[GIVEN DATA start]
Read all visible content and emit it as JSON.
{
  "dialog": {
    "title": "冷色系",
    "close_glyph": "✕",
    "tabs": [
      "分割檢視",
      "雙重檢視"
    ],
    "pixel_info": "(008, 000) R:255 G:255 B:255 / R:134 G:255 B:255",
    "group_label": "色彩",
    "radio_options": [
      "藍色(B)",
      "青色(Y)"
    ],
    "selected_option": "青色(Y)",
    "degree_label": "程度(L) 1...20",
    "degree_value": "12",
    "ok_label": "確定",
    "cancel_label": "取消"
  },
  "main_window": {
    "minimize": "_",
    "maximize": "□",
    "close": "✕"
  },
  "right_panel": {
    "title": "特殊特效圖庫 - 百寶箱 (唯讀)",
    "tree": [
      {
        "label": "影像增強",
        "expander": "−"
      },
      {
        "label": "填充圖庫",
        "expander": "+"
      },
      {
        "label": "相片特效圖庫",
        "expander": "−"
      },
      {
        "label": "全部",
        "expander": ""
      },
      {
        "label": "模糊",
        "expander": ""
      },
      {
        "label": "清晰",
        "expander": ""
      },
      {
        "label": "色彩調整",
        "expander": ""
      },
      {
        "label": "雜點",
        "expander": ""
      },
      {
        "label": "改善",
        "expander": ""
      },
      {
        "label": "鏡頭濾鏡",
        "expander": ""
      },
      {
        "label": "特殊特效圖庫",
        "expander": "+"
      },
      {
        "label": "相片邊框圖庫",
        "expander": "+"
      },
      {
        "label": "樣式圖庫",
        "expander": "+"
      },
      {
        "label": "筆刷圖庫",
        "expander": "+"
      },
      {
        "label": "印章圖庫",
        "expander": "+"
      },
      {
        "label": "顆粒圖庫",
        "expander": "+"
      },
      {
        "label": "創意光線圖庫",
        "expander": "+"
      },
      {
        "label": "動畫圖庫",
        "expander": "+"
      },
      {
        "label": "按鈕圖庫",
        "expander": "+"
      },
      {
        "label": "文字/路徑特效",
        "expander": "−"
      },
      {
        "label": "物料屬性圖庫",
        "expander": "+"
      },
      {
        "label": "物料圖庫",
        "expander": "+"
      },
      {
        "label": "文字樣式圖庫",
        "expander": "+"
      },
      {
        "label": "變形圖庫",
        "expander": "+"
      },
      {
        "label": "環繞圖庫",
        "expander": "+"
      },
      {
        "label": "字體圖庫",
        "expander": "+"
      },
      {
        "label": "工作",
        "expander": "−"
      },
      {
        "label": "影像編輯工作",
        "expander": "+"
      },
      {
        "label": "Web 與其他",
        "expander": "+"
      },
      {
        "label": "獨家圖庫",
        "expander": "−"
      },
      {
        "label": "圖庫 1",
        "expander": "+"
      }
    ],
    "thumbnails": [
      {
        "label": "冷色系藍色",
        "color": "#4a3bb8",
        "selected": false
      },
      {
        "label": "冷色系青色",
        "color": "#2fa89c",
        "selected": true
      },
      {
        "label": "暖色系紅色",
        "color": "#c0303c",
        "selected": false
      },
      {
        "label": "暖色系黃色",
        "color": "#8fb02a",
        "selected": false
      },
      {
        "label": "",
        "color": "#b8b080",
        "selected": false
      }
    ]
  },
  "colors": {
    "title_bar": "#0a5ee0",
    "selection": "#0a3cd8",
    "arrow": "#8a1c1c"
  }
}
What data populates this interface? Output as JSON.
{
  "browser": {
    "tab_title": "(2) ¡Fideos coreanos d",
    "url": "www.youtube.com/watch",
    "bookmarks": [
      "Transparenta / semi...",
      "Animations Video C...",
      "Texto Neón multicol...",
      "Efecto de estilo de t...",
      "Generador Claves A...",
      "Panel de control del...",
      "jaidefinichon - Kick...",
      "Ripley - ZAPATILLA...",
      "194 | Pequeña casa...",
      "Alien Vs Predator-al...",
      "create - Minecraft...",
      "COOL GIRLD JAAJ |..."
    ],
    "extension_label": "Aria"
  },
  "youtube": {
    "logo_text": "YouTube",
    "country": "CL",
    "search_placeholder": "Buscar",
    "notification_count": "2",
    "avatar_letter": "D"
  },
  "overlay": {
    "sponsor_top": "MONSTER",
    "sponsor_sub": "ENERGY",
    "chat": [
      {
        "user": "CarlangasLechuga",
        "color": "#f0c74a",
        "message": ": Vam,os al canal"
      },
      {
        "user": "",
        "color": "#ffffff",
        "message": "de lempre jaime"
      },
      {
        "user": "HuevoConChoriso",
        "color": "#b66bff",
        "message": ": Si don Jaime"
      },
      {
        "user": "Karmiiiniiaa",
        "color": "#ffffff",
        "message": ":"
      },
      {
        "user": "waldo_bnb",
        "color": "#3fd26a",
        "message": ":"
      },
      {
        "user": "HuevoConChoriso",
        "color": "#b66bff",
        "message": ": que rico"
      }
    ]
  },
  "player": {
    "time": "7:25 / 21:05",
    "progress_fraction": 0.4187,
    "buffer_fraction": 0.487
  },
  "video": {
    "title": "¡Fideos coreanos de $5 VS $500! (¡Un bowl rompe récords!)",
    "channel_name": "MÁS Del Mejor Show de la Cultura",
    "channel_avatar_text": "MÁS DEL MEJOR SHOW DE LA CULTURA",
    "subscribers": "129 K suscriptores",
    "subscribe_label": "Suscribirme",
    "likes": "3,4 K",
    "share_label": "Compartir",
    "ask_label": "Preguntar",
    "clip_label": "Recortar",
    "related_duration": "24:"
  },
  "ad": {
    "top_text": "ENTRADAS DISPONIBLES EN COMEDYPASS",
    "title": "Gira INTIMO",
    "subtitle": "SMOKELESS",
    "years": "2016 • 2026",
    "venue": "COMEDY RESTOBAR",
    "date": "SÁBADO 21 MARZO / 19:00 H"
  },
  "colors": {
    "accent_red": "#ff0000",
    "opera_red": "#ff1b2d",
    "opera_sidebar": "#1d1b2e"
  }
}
[GIVEN DATA end]
STATED TASK. Copy out all lines where the word "message" appears.

WRITTEN RESPONSE.
        "message": ": Vam,os al canal"
        "message": "de lempre jaime"
        "message": ": Si don Jaime"
        "message": ":"
        "message": ":"
        "message": ": que rico"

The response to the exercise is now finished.